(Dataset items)
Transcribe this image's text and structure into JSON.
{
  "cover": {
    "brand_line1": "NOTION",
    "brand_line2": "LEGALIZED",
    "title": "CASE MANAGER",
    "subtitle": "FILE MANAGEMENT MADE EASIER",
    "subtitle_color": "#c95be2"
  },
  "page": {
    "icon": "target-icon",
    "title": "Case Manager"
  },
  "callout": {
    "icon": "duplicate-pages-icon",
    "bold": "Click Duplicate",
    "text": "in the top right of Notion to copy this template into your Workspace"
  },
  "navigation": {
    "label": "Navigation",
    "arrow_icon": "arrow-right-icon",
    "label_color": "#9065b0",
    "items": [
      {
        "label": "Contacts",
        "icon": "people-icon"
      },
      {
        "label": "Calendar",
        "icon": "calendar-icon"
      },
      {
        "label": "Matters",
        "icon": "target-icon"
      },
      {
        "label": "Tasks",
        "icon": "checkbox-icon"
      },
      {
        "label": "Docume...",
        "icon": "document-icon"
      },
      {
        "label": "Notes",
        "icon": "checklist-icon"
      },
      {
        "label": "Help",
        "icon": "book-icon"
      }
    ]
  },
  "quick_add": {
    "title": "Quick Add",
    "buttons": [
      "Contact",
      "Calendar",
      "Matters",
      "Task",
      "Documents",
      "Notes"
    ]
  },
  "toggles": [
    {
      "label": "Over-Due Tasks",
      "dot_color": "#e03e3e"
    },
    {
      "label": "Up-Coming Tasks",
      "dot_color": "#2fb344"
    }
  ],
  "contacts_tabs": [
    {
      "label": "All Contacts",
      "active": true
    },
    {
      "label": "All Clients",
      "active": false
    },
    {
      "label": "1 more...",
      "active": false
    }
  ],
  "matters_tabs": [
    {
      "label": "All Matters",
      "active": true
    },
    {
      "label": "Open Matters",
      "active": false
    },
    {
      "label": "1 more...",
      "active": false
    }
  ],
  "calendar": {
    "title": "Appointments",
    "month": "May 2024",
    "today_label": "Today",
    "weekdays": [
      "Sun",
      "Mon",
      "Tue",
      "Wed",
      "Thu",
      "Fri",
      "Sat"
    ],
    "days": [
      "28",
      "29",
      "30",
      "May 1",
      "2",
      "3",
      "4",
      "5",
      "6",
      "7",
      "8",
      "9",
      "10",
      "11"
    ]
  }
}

[Task prompt] Set every line of the listing down word for word.

[Complete output]
Transcribe this image's text and structure into JSON.
{
  "cover": {
    "brand_line1": "NOTION",
    "brand_line2": "LEGALIZED",
    "title": "CASE MANAGER",
    "subtitle": "FILE MANAGEMENT MADE EASIER",
    "subtitle_color": "#c95be2"
  },
  "page": {
    "icon": "target-icon",
    "title": "Case Manager"
  },
  "callout": {
    "icon": "duplicate-pages-icon",
    "bold": "Click Duplicate",
    "text": "in the top right of Notion to copy this template into your Workspace"
  },
  "navigation": {
    "label": "Navigation",
    "arrow_icon": "arrow-right-icon",
    "label_color": "#9065b0",
    "items": [
      {
        "label": "Contacts",
        "icon": "people-icon"
      },
      {
        "label": "Calendar",
        "icon": "calendar-icon"
      },
      {
        "label": "Matters",
        "icon": "target-icon"
      },
      {
        "label": "Tasks",
        "icon": "checkbox-icon"
      },
      {
        "label": "Docume...",
        "icon": "document-icon"
      },
      {
        "label": "Notes",
        "icon": "checklist-icon"
      },
      {
        "label": "Help",
        "icon": "book-icon"
      }
    ]
  },
  "quick_add": {
    "title": "Quick Add",
    "buttons": [
      "Contact",
      "Calendar",
      "Matters",
      "Task",
      "Documents",
      "Notes"
    ]
  },
  "toggles": [
    {
      "label": "Over-Due Tasks",
      "dot_color": "#e03e3e"
    },
    {
      "label": "Up-Coming Tasks",
      "dot_color": "#2fb344"
    }
  ],
  "contacts_tabs": [
    {
      "label": "All Contacts",
      "active": true
    },
    {
      "label": "All Clients",
      "active": false
    },
    {
      "label": "1 more...",
      "active": false
    }
  ],
  "matters_tabs": [
    {
      "label": "All Matters",
      "active": true
    },
    {
      "label": "Open Matters",
      "active": false
    },
    {
      "label": "1 more...",
      "active": false
    }
  ],
  "calendar": {
    "title": "Appointments",
    "month": "May 2024",
    "today_label": "Today",
    "weekdays": [
      "Sun",
      "Mon",
      "Tue",
      "Wed",
      "Thu",
      "Fri",
      "Sat"
    ],
    "days": [
      "28",
      "29",
      "30",
      "May 1",
      "2",
      "3",
      "4",
      "5",
      "6",
      "7",
      "8",
      "9",
      "10",
      "11"
    ]
  }
}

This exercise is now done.